*DATA SHOWN:*
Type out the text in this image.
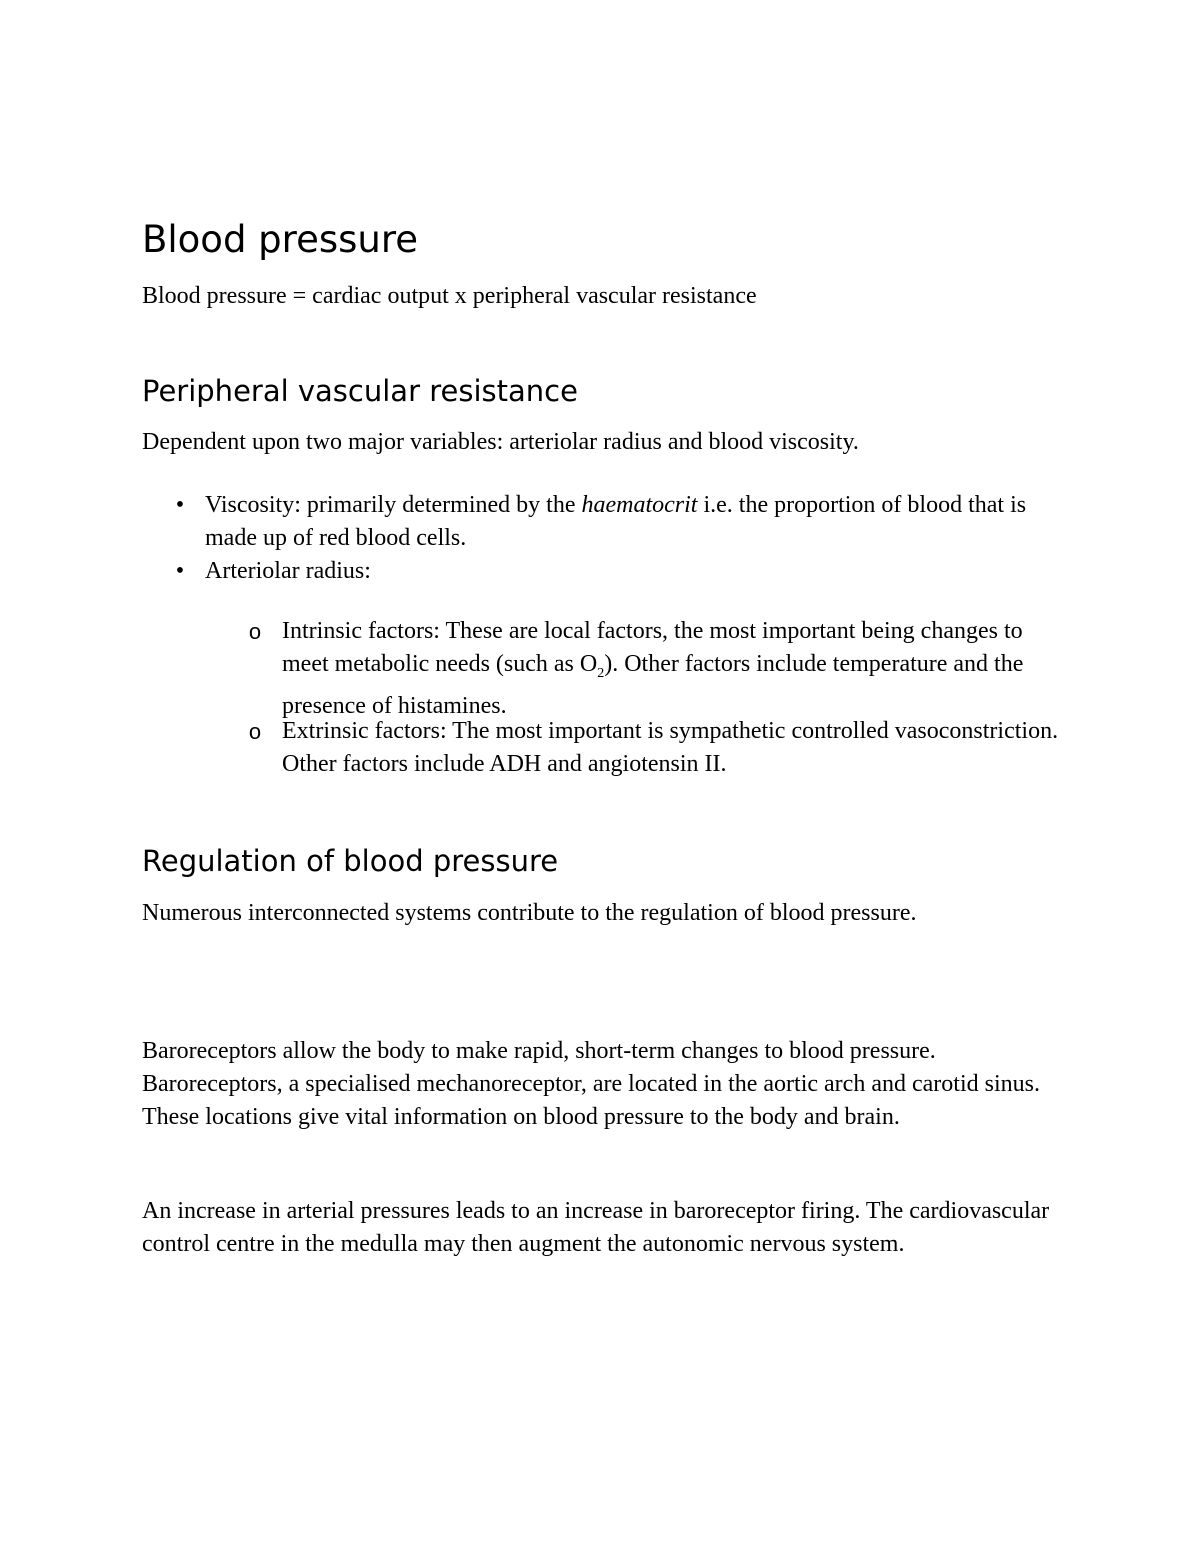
Blood pressure

Blood pressure = cardiac output x peripheral vascular resistance

Peripheral vascular resistance

Dependent upon two major variables: arteriolar radius and blood viscosity.

• Viscosity: primarily determined by the haematocrit i.e. the proportion of blood that is made up of red blood cells.
• Arteriolar radius:
o Intrinsic factors: These are local factors, the most important being changes to meet metabolic needs (such as $O_2$). Other factors include temperature and the presence of histamines.
o Extrinsic factors: The most important is sympathetic controlled vasoconstriction. Other factors include ADH and angiotensin II.
Regulation of blood pressure

Numerous interconnected systems contribute to the regulation of blood pressure.

Baroreceptors allow the body to make rapid, short-term changes to blood pressure. Baroreceptors, a specialised mechanoreceptor, are located in the aortic arch and carotid sinus. These locations give vital information on blood pressure to the body and brain.

An increase in arterial pressures leads to an increase in baroreceptor firing. The cardiovascular control centre in the medulla may then augment the autonomic nervous system.
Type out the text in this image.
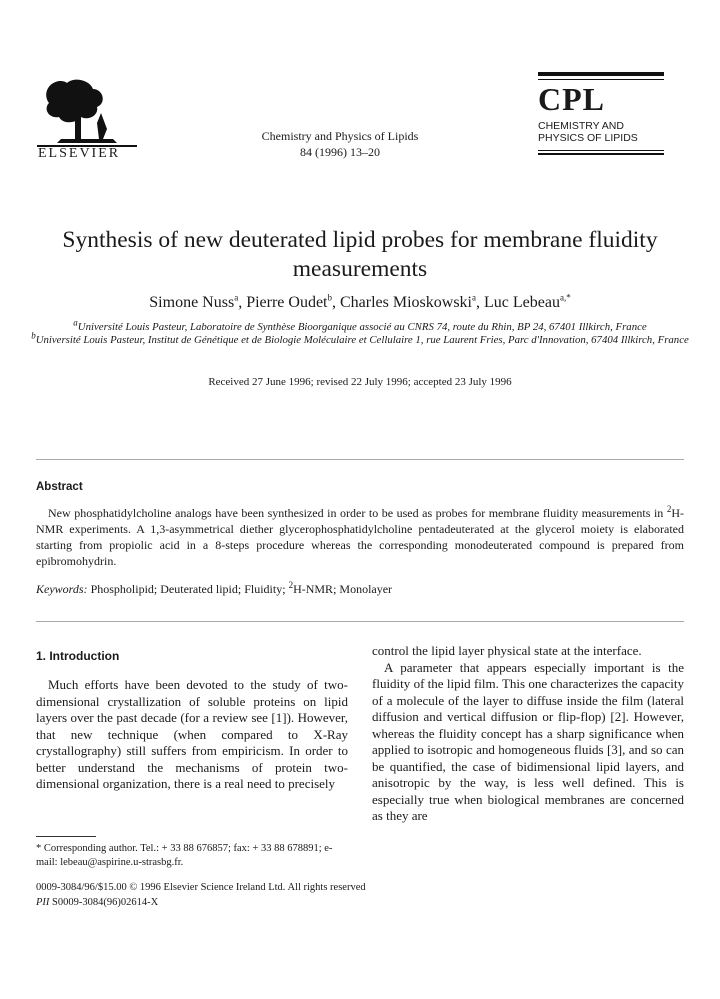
ELSEVIER
Chemistry and Physics of Lipids
84 (1996) 13–20
CPL
CHEMISTRY AND
PHYSICS OF LIPIDS
Synthesis of new deuterated lipid probes for membrane fluidity measurements
Simone Nuss$^a$, Pierre Oudet$^b$, Charles Mioskowski$^a$, Luc Lebeau$^{a,*}$
$^a$Université Louis Pasteur, Laboratoire de Synthèse Bioorganique associé au CNRS 74, route du Rhin, BP 24, 67401 Illkirch, France
$^b$Université Louis Pasteur, Institut de Génétique et de Biologie Moléculaire et Cellulaire 1, rue Laurent Fries, Parc d'Innovation, 67404 Illkirch, France
Received 27 June 1996; revised 22 July 1996; accepted 23 July 1996
Abstract
New phosphatidylcholine analogs have been synthesized in order to be used as probes for membrane fluidity measurements in $^2$H-NMR experiments. A 1,3-asymmetrical diether glycerophosphatidylcholine pentadeuterated at the glycerol moiety is elaborated starting from propiolic acid in a 8-steps procedure whereas the corresponding monodeuterated compound is prepared from epibromohydrin.
Keywords: Phospholipid; Deuterated lipid; Fluidity; $^2$H-NMR; Monolayer
1. Introduction

Much efforts have been devoted to the study of two-dimensional crystallization of soluble proteins on lipid layers over the past decade (for a review see [1]). However, that new technique (when compared to X-Ray crystallography) still suffers from empiricism. In order to better understand the mechanisms of protein two-dimensional organization, there is a real need to precisely

control the lipid layer physical state at the interface.

A parameter that appears especially important is the fluidity of the lipid film. This one characterizes the capacity of a molecule of the layer to diffuse inside the film (lateral diffusion and vertical diffusion or flip-flop) [2]. However, whereas the fluidity concept has a sharp significance when applied to isotropic and homogeneous fluids [3], and so can be quantified, the case of bidimensional lipid layers, and anisotropic by the way, is less well defined. This is especially true when biological membranes are concerned as they are

* Corresponding author. Tel.: + 33 88 676857; fax: + 33 88 678891; e-mail: lebeau@aspirine.u-strasbg.fr.
0009-3084/96/$15.00 © 1996 Elsevier Science Ireland Ltd. All rights reserved
PII S0009-3084(96)02614-X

*REQUIRED ACTION:* Find every line of the data that holds the string "Université", then say how many there are and nothing else.

*YOUR RESPONSE:* 2